[Recorded data]

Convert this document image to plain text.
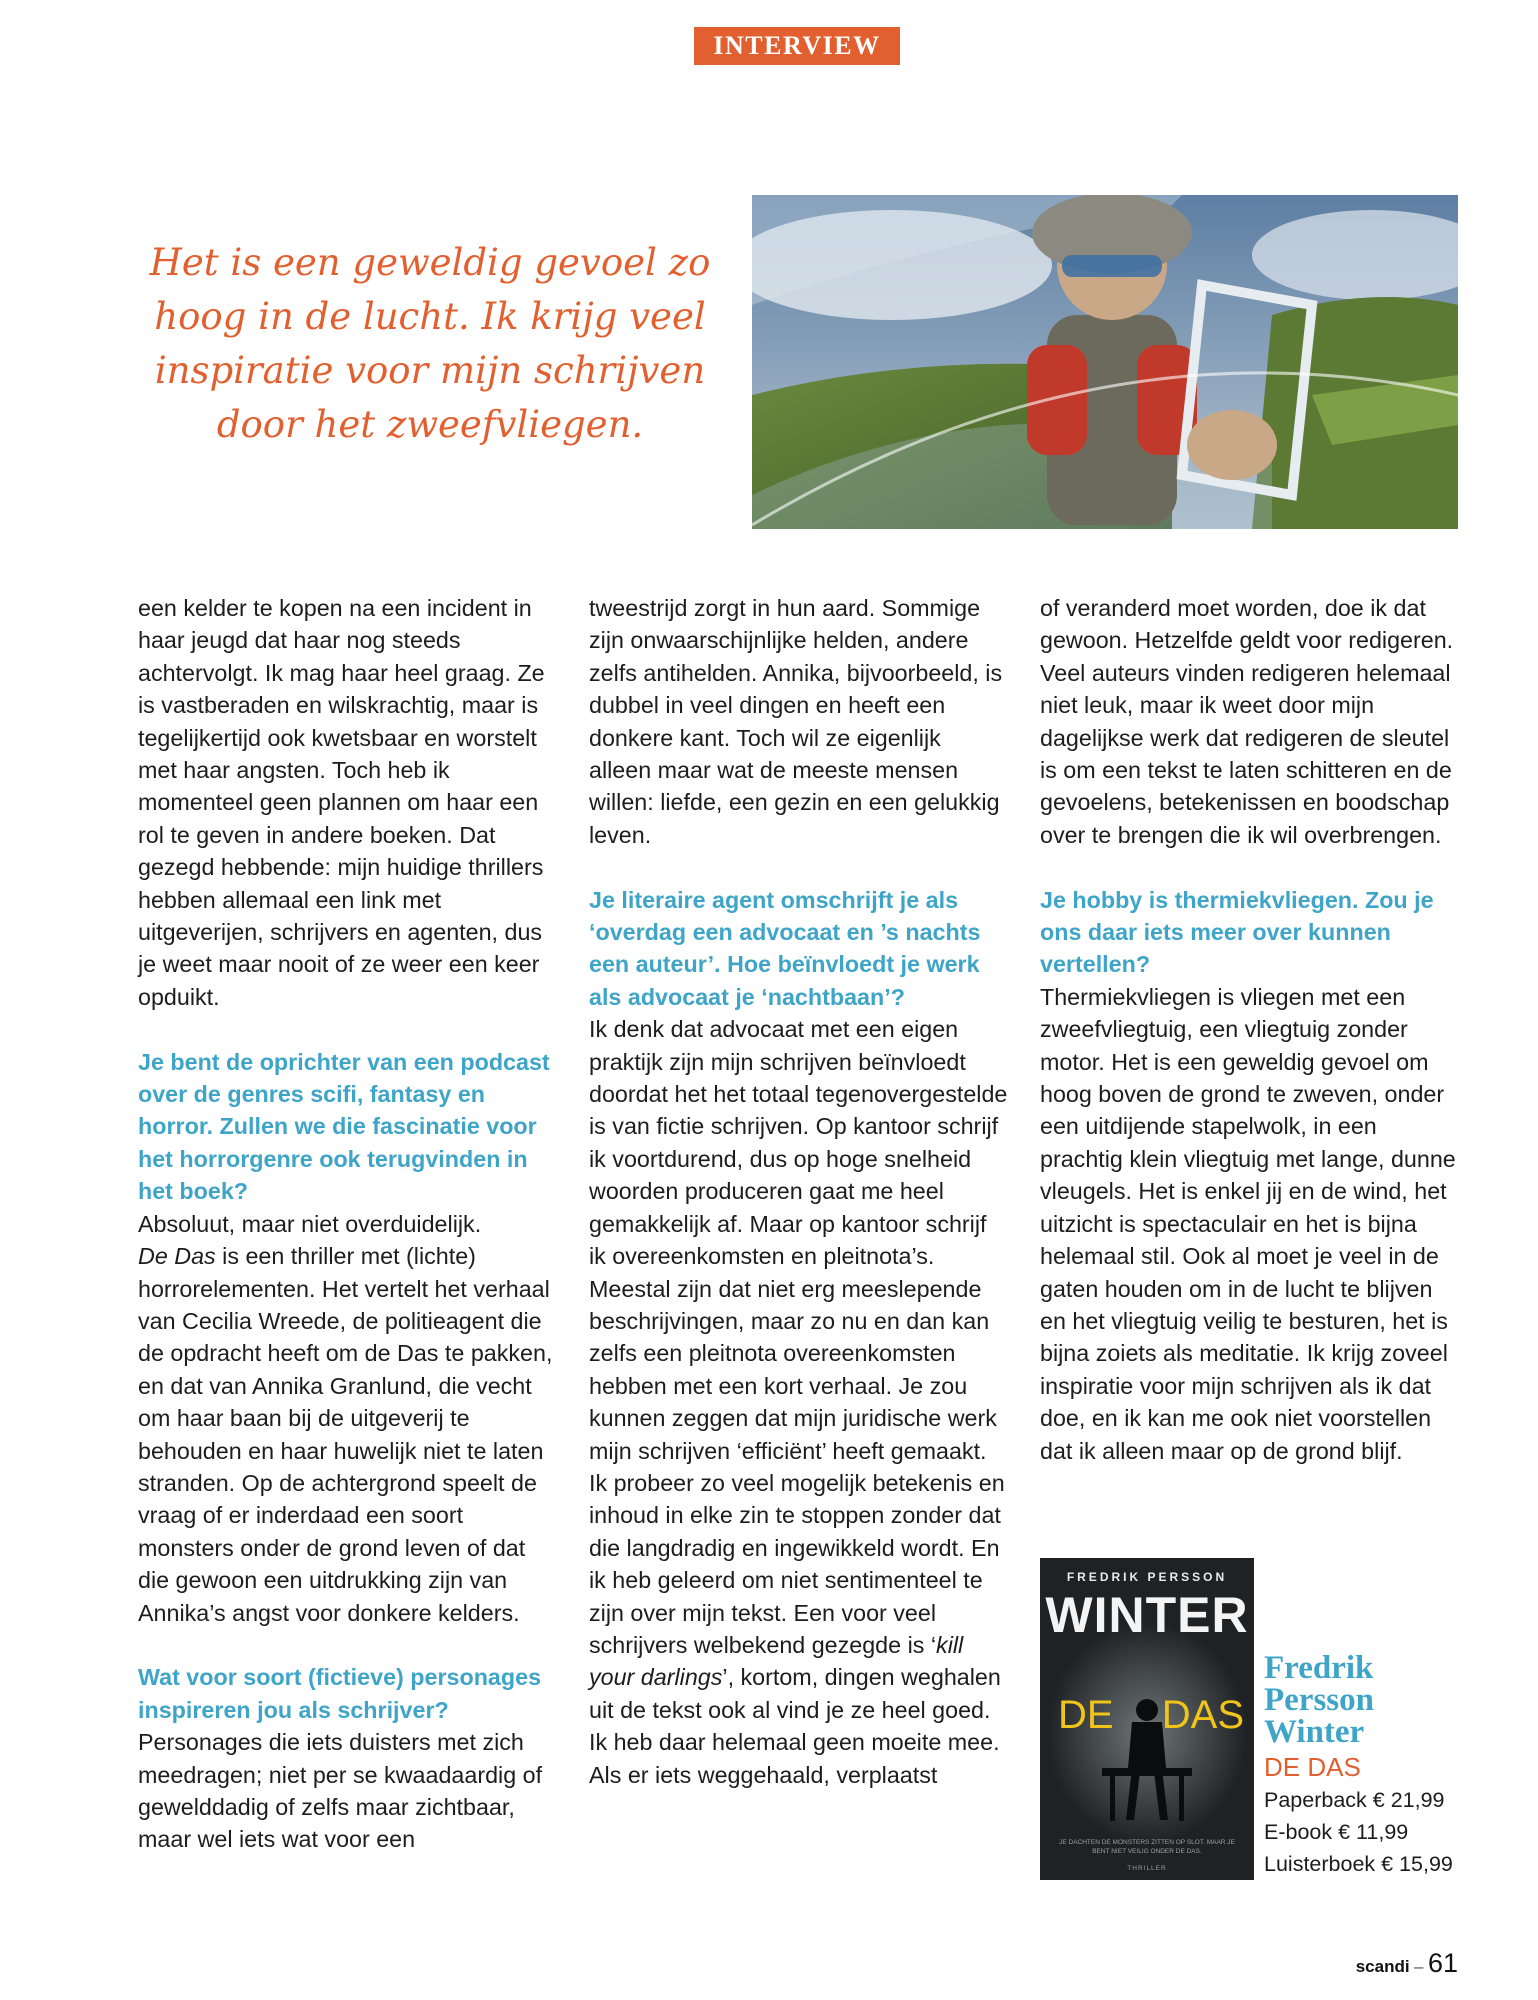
INTERVIEW
Het is een geweldig gevoel zo
hoog in de lucht. Ik krijg veel
inspiratie voor mijn schrijven
door het zweefvliegen.

een kelder te kopen na een incident in haar jeugd dat haar nog steeds achtervolgt. Ik mag haar heel graag. Ze is vastberaden en wilskrachtig, maar is tegelijkertijd ook kwetsbaar en worstelt met haar angsten. Toch heb ik momenteel geen plannen om haar een rol te geven in andere boeken. Dat gezegd hebbende: mijn huidige thrillers hebben allemaal een link met uitgeverijen, schrijvers en agenten, dus je weet maar nooit of ze weer een keer opduikt.

Je bent de oprichter van een podcast over de genres scifi, fantasy en horror. Zullen we die fascinatie voor het horrorgenre ook terugvinden in het boek?

Absoluut, maar niet overduidelijk.
De Das is een thriller met (lichte) horrorelementen. Het vertelt het verhaal van Cecilia Wreede, de politieagent die de opdracht heeft om de Das te pakken, en dat van Annika Granlund, die vecht om haar baan bij de uitgeverij te behouden en haar huwelijk niet te laten stranden. Op de achtergrond speelt de vraag of er inderdaad een soort monsters onder de grond leven of dat die gewoon een uitdrukking zijn van Annika’s angst voor donkere kelders.

Wat voor soort (fictieve) personages inspireren jou als schrijver?

Personages die iets duisters met zich meedragen; niet per se kwaadaardig of gewelddadig of zelfs maar zichtbaar, maar wel iets wat voor een

tweestrijd zorgt in hun aard. Sommige zijn onwaarschijnlijke helden, andere zelfs antihelden. Annika, bijvoorbeeld, is dubbel in veel dingen en heeft een donkere kant. Toch wil ze eigenlijk alleen maar wat de meeste mensen willen: liefde, een gezin en een gelukkig leven.

Je literaire agent omschrijft je als ‘overdag een advocaat en ’s nachts een auteur’. Hoe beïnvloedt je werk als advocaat je ‘nachtbaan’?

Ik denk dat advocaat met een eigen praktijk zijn mijn schrijven beïnvloedt doordat het het totaal tegenovergestelde is van fictie schrijven. Op kantoor schrijf ik voortdurend, dus op hoge snelheid woorden produceren gaat me heel gemakkelijk af. Maar op kantoor schrijf ik overeenkomsten en pleitnota’s. Meestal zijn dat niet erg meeslepende beschrijvingen, maar zo nu en dan kan zelfs een pleitnota overeenkomsten hebben met een kort verhaal. Je zou kunnen zeggen dat mijn juridische werk mijn schrijven ‘efficiënt’ heeft gemaakt. Ik probeer zo veel mogelijk betekenis en inhoud in elke zin te stoppen zonder dat die langdradig en ingewikkeld wordt. En ik heb geleerd om niet sentimenteel te zijn over mijn tekst. Een voor veel schrijvers welbekend gezegde is ‘kill your darlings’, kortom, dingen weghalen uit de tekst ook al vind je ze heel goed. Ik heb daar helemaal geen moeite mee. Als er iets weggehaald, verplaatst

of veranderd moet worden, doe ik dat gewoon. Hetzelfde geldt voor redigeren. Veel auteurs vinden redigeren helemaal niet leuk, maar ik weet door mijn dagelijkse werk dat redigeren de sleutel is om een tekst te laten schitteren en de gevoelens, betekenissen en boodschap over te brengen die ik wil overbrengen.

Je hobby is thermiekvliegen. Zou je ons daar iets meer over kunnen vertellen?

Thermiekvliegen is vliegen met een zweefvliegtuig, een vliegtuig zonder motor. Het is een geweldig gevoel om hoog boven de grond te zweven, onder een uitdijende stapelwolk, in een prachtig klein vliegtuig met lange, dunne vleugels. Het is enkel jij en de wind, het uitzicht is spectaculair en het is bijna helemaal stil. Ook al moet je veel in de gaten houden om in de lucht te blijven en het vliegtuig veilig te besturen, het is bijna zoiets als meditatie. Ik krijg zoveel inspiratie voor mijn schrijven als ik dat doe, en ik kan me ook niet voorstellen dat ik alleen maar op de grond blijf.

FREDRIK PERSSON
WINTER
DE DAS
JE DACHTEN DE MONSTERS ZITTEN OP SLOT. MAAR JE BENT NIET VEILIG ONDER DE DAS.
THRILLER
Fredrik
Persson
Winter
DE DAS
Paperback € 21,99
E-book € 11,99
Luisterboek € 15,99
scandi – 61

__Do this__:
Write out the full listing verbatim, excluding its pictures.

__Answer to the task__:
Convert this document image to plain text.
INTERVIEW
Het is een geweldig gevoel zo
hoog in de lucht. Ik krijg veel
inspiratie voor mijn schrijven
door het zweefvliegen.

een kelder te kopen na een incident in haar jeugd dat haar nog steeds achtervolgt. Ik mag haar heel graag. Ze is vastberaden en wilskrachtig, maar is tegelijkertijd ook kwetsbaar en worstelt met haar angsten. Toch heb ik momenteel geen plannen om haar een rol te geven in andere boeken. Dat gezegd hebbende: mijn huidige thrillers hebben allemaal een link met uitgeverijen, schrijvers en agenten, dus je weet maar nooit of ze weer een keer opduikt.

Je bent de oprichter van een podcast over de genres scifi, fantasy en horror. Zullen we die fascinatie voor het horrorgenre ook terugvinden in het boek?

Absoluut, maar niet overduidelijk.
De Das is een thriller met (lichte) horrorelementen. Het vertelt het verhaal van Cecilia Wreede, de politieagent die de opdracht heeft om de Das te pakken, en dat van Annika Granlund, die vecht om haar baan bij de uitgeverij te behouden en haar huwelijk niet te laten stranden. Op de achtergrond speelt de vraag of er inderdaad een soort monsters onder de grond leven of dat die gewoon een uitdrukking zijn van Annika’s angst voor donkere kelders.

Wat voor soort (fictieve) personages inspireren jou als schrijver?

Personages die iets duisters met zich meedragen; niet per se kwaadaardig of gewelddadig of zelfs maar zichtbaar, maar wel iets wat voor een

tweestrijd zorgt in hun aard. Sommige zijn onwaarschijnlijke helden, andere zelfs antihelden. Annika, bijvoorbeeld, is dubbel in veel dingen en heeft een donkere kant. Toch wil ze eigenlijk alleen maar wat de meeste mensen willen: liefde, een gezin en een gelukkig leven.

Je literaire agent omschrijft je als ‘overdag een advocaat en ’s nachts een auteur’. Hoe beïnvloedt je werk als advocaat je ‘nachtbaan’?

Ik denk dat advocaat met een eigen praktijk zijn mijn schrijven beïnvloedt doordat het het totaal tegenovergestelde is van fictie schrijven. Op kantoor schrijf ik voortdurend, dus op hoge snelheid woorden produceren gaat me heel gemakkelijk af. Maar op kantoor schrijf ik overeenkomsten en pleitnota’s. Meestal zijn dat niet erg meeslepende beschrijvingen, maar zo nu en dan kan zelfs een pleitnota overeenkomsten hebben met een kort verhaal. Je zou kunnen zeggen dat mijn juridische werk mijn schrijven ‘efficiënt’ heeft gemaakt. Ik probeer zo veel mogelijk betekenis en inhoud in elke zin te stoppen zonder dat die langdradig en ingewikkeld wordt. En ik heb geleerd om niet sentimenteel te zijn over mijn tekst. Een voor veel schrijvers welbekend gezegde is ‘kill your darlings’, kortom, dingen weghalen uit de tekst ook al vind je ze heel goed. Ik heb daar helemaal geen moeite mee. Als er iets weggehaald, verplaatst

of veranderd moet worden, doe ik dat gewoon. Hetzelfde geldt voor redigeren. Veel auteurs vinden redigeren helemaal niet leuk, maar ik weet door mijn dagelijkse werk dat redigeren de sleutel is om een tekst te laten schitteren en de gevoelens, betekenissen en boodschap over te brengen die ik wil overbrengen.

Je hobby is thermiekvliegen. Zou je ons daar iets meer over kunnen vertellen?

Thermiekvliegen is vliegen met een zweefvliegtuig, een vliegtuig zonder motor. Het is een geweldig gevoel om hoog boven de grond te zweven, onder een uitdijende stapelwolk, in een prachtig klein vliegtuig met lange, dunne vleugels. Het is enkel jij en de wind, het uitzicht is spectaculair en het is bijna helemaal stil. Ook al moet je veel in de gaten houden om in de lucht te blijven en het vliegtuig veilig te besturen, het is bijna zoiets als meditatie. Ik krijg zoveel inspiratie voor mijn schrijven als ik dat doe, en ik kan me ook niet voorstellen dat ik alleen maar op de grond blijf.

FREDRIK PERSSON
WINTER
DE DAS
JE DACHTEN DE MONSTERS ZITTEN OP SLOT. MAAR JE BENT NIET VEILIG ONDER DE DAS.
THRILLER
Fredrik
Persson
Winter
DE DAS
Paperback € 21,99
E-book € 11,99
Luisterboek € 15,99
scandi – 61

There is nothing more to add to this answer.